REQUIREMENTS. Go through the entries below and print each one exactly, leaving out pictures.

SUPPLIED RECORDS.

◇ ◇ ◇

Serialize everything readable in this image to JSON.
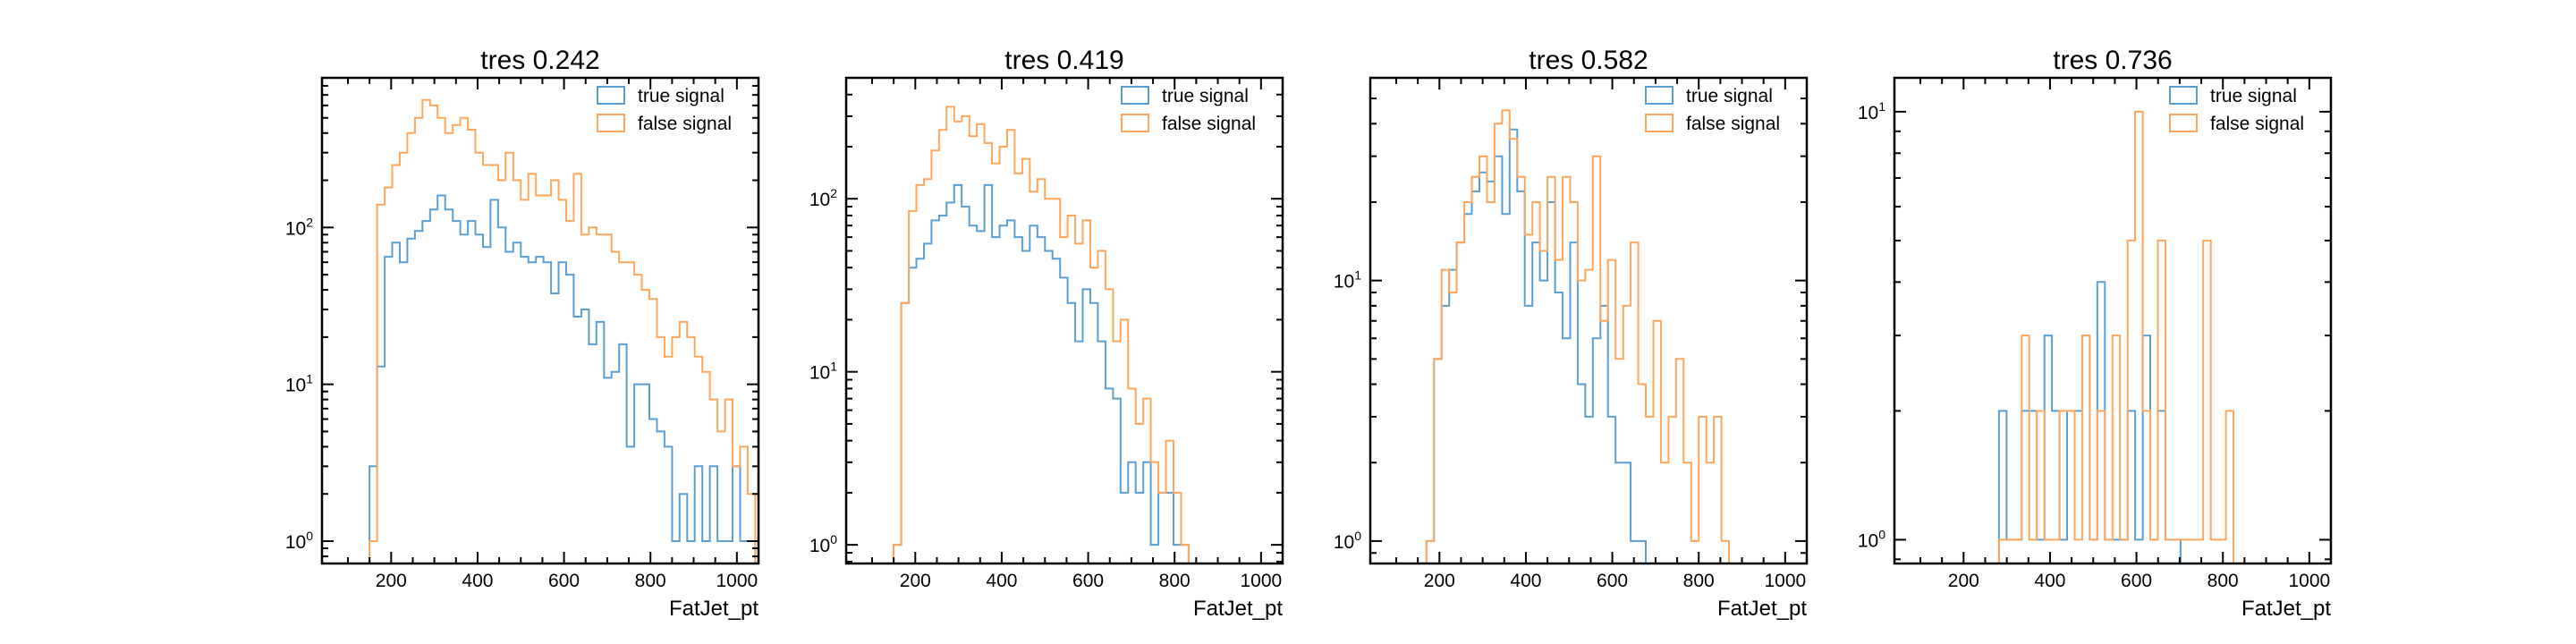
{
  "colors": {
    "true_signal": "#5a9fd4",
    "false_signal": "#ffa65c",
    "axis": "#000000"
  },
  "chart_data": [
    {
      "type": "histogram",
      "title": "tres 0.242",
      "xlabel": "FatJet_pt",
      "xlim": [
        40,
        1050
      ],
      "ylim": [
        0.72,
        900
      ],
      "log_y": true,
      "x_ticks": [
        "200",
        "400",
        "600",
        "800",
        "1000"
      ],
      "y_ticks": [
        {
          "base": "10",
          "exp": "0",
          "value": 1
        },
        {
          "base": "10",
          "exp": "1",
          "value": 10
        },
        {
          "base": "10",
          "exp": "2",
          "value": 100
        }
      ],
      "legend_placement": "top-right",
      "bins": {
        "start": 150,
        "width": 17.5
      },
      "series": [
        {
          "name": "true signal",
          "color_key": "true_signal",
          "values": [
            3,
            13,
            65,
            80,
            60,
            85,
            95,
            110,
            130,
            160,
            130,
            110,
            90,
            110,
            90,
            75,
            150,
            100,
            70,
            80,
            65,
            60,
            65,
            60,
            38,
            60,
            50,
            27,
            30,
            18,
            25,
            11,
            12,
            18,
            4,
            10,
            10,
            6,
            5,
            4,
            1,
            2,
            1,
            3,
            1,
            3,
            1,
            1,
            3,
            1,
            1
          ]
        },
        {
          "name": "false signal",
          "color_key": "false_signal",
          "values": [
            1,
            140,
            180,
            250,
            300,
            400,
            500,
            650,
            600,
            500,
            400,
            450,
            500,
            420,
            300,
            250,
            250,
            200,
            300,
            200,
            150,
            220,
            160,
            160,
            200,
            150,
            110,
            220,
            90,
            100,
            90,
            90,
            70,
            60,
            60,
            50,
            40,
            35,
            20,
            15,
            20,
            25,
            20,
            15,
            12,
            8,
            5,
            8,
            3,
            4,
            2
          ]
        }
      ]
    },
    {
      "type": "histogram",
      "title": "tres 0.419",
      "xlabel": "FatJet_pt",
      "xlim": [
        40,
        1050
      ],
      "ylim": [
        0.78,
        500
      ],
      "log_y": true,
      "x_ticks": [
        "200",
        "400",
        "600",
        "800",
        "1000"
      ],
      "y_ticks": [
        {
          "base": "10",
          "exp": "0",
          "value": 1
        },
        {
          "base": "10",
          "exp": "1",
          "value": 10
        },
        {
          "base": "10",
          "exp": "2",
          "value": 100
        }
      ],
      "legend_placement": "top-right",
      "bins": {
        "start": 150,
        "width": 17.5
      },
      "series": [
        {
          "name": "true signal",
          "color_key": "true_signal",
          "values": [
            1,
            25,
            40,
            45,
            55,
            75,
            80,
            95,
            120,
            90,
            70,
            65,
            120,
            60,
            70,
            75,
            60,
            50,
            70,
            60,
            50,
            45,
            35,
            25,
            15,
            30,
            25,
            15,
            8,
            7,
            2,
            3,
            2,
            3,
            1,
            2,
            2,
            1,
            1
          ]
        },
        {
          "name": "false signal",
          "color_key": "false_signal",
          "values": [
            1,
            25,
            85,
            120,
            130,
            190,
            250,
            340,
            280,
            300,
            230,
            270,
            210,
            160,
            200,
            250,
            140,
            170,
            110,
            130,
            100,
            100,
            60,
            80,
            55,
            75,
            40,
            50,
            30,
            15,
            20,
            8,
            5,
            7,
            3,
            2,
            4,
            2,
            1
          ]
        }
      ]
    },
    {
      "type": "histogram",
      "title": "tres 0.582",
      "xlabel": "FatJet_pt",
      "xlim": [
        40,
        1050
      ],
      "ylim": [
        0.82,
        60
      ],
      "log_y": true,
      "x_ticks": [
        "200",
        "400",
        "600",
        "800",
        "1000"
      ],
      "y_ticks": [
        {
          "base": "10",
          "exp": "0",
          "value": 1
        },
        {
          "base": "10",
          "exp": "1",
          "value": 10
        }
      ],
      "legend_placement": "top-right",
      "bins": {
        "start": 170,
        "width": 17.5
      },
      "series": [
        {
          "name": "true signal",
          "color_key": "true_signal",
          "values": [
            1,
            5,
            8,
            11,
            14,
            18,
            22,
            26,
            24,
            30,
            18,
            38,
            22,
            8,
            14,
            10,
            20,
            9,
            6,
            14,
            4,
            3,
            6,
            8,
            3,
            2,
            2,
            1,
            1
          ]
        },
        {
          "name": "false signal",
          "color_key": "false_signal",
          "values": [
            1,
            5,
            11,
            9,
            14,
            20,
            25,
            30,
            20,
            40,
            45,
            35,
            25,
            15,
            20,
            13,
            25,
            12,
            25,
            20,
            10,
            11,
            30,
            7,
            12,
            5,
            8,
            14,
            4,
            3,
            7,
            2,
            3,
            5,
            2,
            1,
            3,
            2,
            3,
            1
          ]
        }
      ]
    },
    {
      "type": "histogram",
      "title": "tres 0.736",
      "xlabel": "FatJet_pt",
      "xlim": [
        40,
        1050
      ],
      "ylim": [
        0.88,
        12
      ],
      "log_y": true,
      "x_ticks": [
        "200",
        "400",
        "600",
        "800",
        "1000"
      ],
      "y_ticks": [
        {
          "base": "10",
          "exp": "0",
          "value": 1
        },
        {
          "base": "10",
          "exp": "1",
          "value": 10
        }
      ],
      "legend_placement": "top-right",
      "bins": {
        "start": 282,
        "width": 17.5
      },
      "series": [
        {
          "name": "true signal",
          "color_key": "true_signal",
          "values": [
            2,
            1,
            1,
            2,
            2,
            1,
            3,
            2,
            1,
            2,
            2,
            3,
            1,
            4,
            1,
            1,
            1,
            2,
            1,
            3,
            1,
            2,
            1,
            1
          ]
        },
        {
          "name": "false signal",
          "color_key": "false_signal",
          "values": [
            1,
            1,
            1,
            3,
            1,
            2,
            1,
            1,
            2,
            2,
            1,
            3,
            1,
            2,
            1,
            3,
            1,
            5,
            10,
            2,
            1,
            5,
            1,
            1,
            1,
            1,
            1,
            5,
            1,
            1,
            2
          ]
        }
      ]
    }
  ]
}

◇ ◇ ◇

WRITTEN RESPONSE.
Serialize everything readable in this image to JSON.
{
  "colors": {
    "true_signal": "#5a9fd4",
    "false_signal": "#ffa65c",
    "axis": "#000000"
  },
  "chart_data": [
    {
      "type": "histogram",
      "title": "tres 0.242",
      "xlabel": "FatJet_pt",
      "xlim": [
        40,
        1050
      ],
      "ylim": [
        0.72,
        900
      ],
      "log_y": true,
      "x_ticks": [
        "200",
        "400",
        "600",
        "800",
        "1000"
      ],
      "y_ticks": [
        {
          "base": "10",
          "exp": "0",
          "value": 1
        },
        {
          "base": "10",
          "exp": "1",
          "value": 10
        },
        {
          "base": "10",
          "exp": "2",
          "value": 100
        }
      ],
      "legend_placement": "top-right",
      "bins": {
        "start": 150,
        "width": 17.5
      },
      "series": [
        {
          "name": "true signal",
          "color_key": "true_signal",
          "values": [
            3,
            13,
            65,
            80,
            60,
            85,
            95,
            110,
            130,
            160,
            130,
            110,
            90,
            110,
            90,
            75,
            150,
            100,
            70,
            80,
            65,
            60,
            65,
            60,
            38,
            60,
            50,
            27,
            30,
            18,
            25,
            11,
            12,
            18,
            4,
            10,
            10,
            6,
            5,
            4,
            1,
            2,
            1,
            3,
            1,
            3,
            1,
            1,
            3,
            1,
            1
          ]
        },
        {
          "name": "false signal",
          "color_key": "false_signal",
          "values": [
            1,
            140,
            180,
            250,
            300,
            400,
            500,
            650,
            600,
            500,
            400,
            450,
            500,
            420,
            300,
            250,
            250,
            200,
            300,
            200,
            150,
            220,
            160,
            160,
            200,
            150,
            110,
            220,
            90,
            100,
            90,
            90,
            70,
            60,
            60,
            50,
            40,
            35,
            20,
            15,
            20,
            25,
            20,
            15,
            12,
            8,
            5,
            8,
            3,
            4,
            2
          ]
        }
      ]
    },
    {
      "type": "histogram",
      "title": "tres 0.419",
      "xlabel": "FatJet_pt",
      "xlim": [
        40,
        1050
      ],
      "ylim": [
        0.78,
        500
      ],
      "log_y": true,
      "x_ticks": [
        "200",
        "400",
        "600",
        "800",
        "1000"
      ],
      "y_ticks": [
        {
          "base": "10",
          "exp": "0",
          "value": 1
        },
        {
          "base": "10",
          "exp": "1",
          "value": 10
        },
        {
          "base": "10",
          "exp": "2",
          "value": 100
        }
      ],
      "legend_placement": "top-right",
      "bins": {
        "start": 150,
        "width": 17.5
      },
      "series": [
        {
          "name": "true signal",
          "color_key": "true_signal",
          "values": [
            1,
            25,
            40,
            45,
            55,
            75,
            80,
            95,
            120,
            90,
            70,
            65,
            120,
            60,
            70,
            75,
            60,
            50,
            70,
            60,
            50,
            45,
            35,
            25,
            15,
            30,
            25,
            15,
            8,
            7,
            2,
            3,
            2,
            3,
            1,
            2,
            2,
            1,
            1
          ]
        },
        {
          "name": "false signal",
          "color_key": "false_signal",
          "values": [
            1,
            25,
            85,
            120,
            130,
            190,
            250,
            340,
            280,
            300,
            230,
            270,
            210,
            160,
            200,
            250,
            140,
            170,
            110,
            130,
            100,
            100,
            60,
            80,
            55,
            75,
            40,
            50,
            30,
            15,
            20,
            8,
            5,
            7,
            3,
            2,
            4,
            2,
            1
          ]
        }
      ]
    },
    {
      "type": "histogram",
      "title": "tres 0.582",
      "xlabel": "FatJet_pt",
      "xlim": [
        40,
        1050
      ],
      "ylim": [
        0.82,
        60
      ],
      "log_y": true,
      "x_ticks": [
        "200",
        "400",
        "600",
        "800",
        "1000"
      ],
      "y_ticks": [
        {
          "base": "10",
          "exp": "0",
          "value": 1
        },
        {
          "base": "10",
          "exp": "1",
          "value": 10
        }
      ],
      "legend_placement": "top-right",
      "bins": {
        "start": 170,
        "width": 17.5
      },
      "series": [
        {
          "name": "true signal",
          "color_key": "true_signal",
          "values": [
            1,
            5,
            8,
            11,
            14,
            18,
            22,
            26,
            24,
            30,
            18,
            38,
            22,
            8,
            14,
            10,
            20,
            9,
            6,
            14,
            4,
            3,
            6,
            8,
            3,
            2,
            2,
            1,
            1
          ]
        },
        {
          "name": "false signal",
          "color_key": "false_signal",
          "values": [
            1,
            5,
            11,
            9,
            14,
            20,
            25,
            30,
            20,
            40,
            45,
            35,
            25,
            15,
            20,
            13,
            25,
            12,
            25,
            20,
            10,
            11,
            30,
            7,
            12,
            5,
            8,
            14,
            4,
            3,
            7,
            2,
            3,
            5,
            2,
            1,
            3,
            2,
            3,
            1
          ]
        }
      ]
    },
    {
      "type": "histogram",
      "title": "tres 0.736",
      "xlabel": "FatJet_pt",
      "xlim": [
        40,
        1050
      ],
      "ylim": [
        0.88,
        12
      ],
      "log_y": true,
      "x_ticks": [
        "200",
        "400",
        "600",
        "800",
        "1000"
      ],
      "y_ticks": [
        {
          "base": "10",
          "exp": "0",
          "value": 1
        },
        {
          "base": "10",
          "exp": "1",
          "value": 10
        }
      ],
      "legend_placement": "top-right",
      "bins": {
        "start": 282,
        "width": 17.5
      },
      "series": [
        {
          "name": "true signal",
          "color_key": "true_signal",
          "values": [
            2,
            1,
            1,
            2,
            2,
            1,
            3,
            2,
            1,
            2,
            2,
            3,
            1,
            4,
            1,
            1,
            1,
            2,
            1,
            3,
            1,
            2,
            1,
            1
          ]
        },
        {
          "name": "false signal",
          "color_key": "false_signal",
          "values": [
            1,
            1,
            1,
            3,
            1,
            2,
            1,
            1,
            2,
            2,
            1,
            3,
            1,
            2,
            1,
            3,
            1,
            5,
            10,
            2,
            1,
            5,
            1,
            1,
            1,
            1,
            1,
            5,
            1,
            1,
            2
          ]
        }
      ]
    }
  ]
}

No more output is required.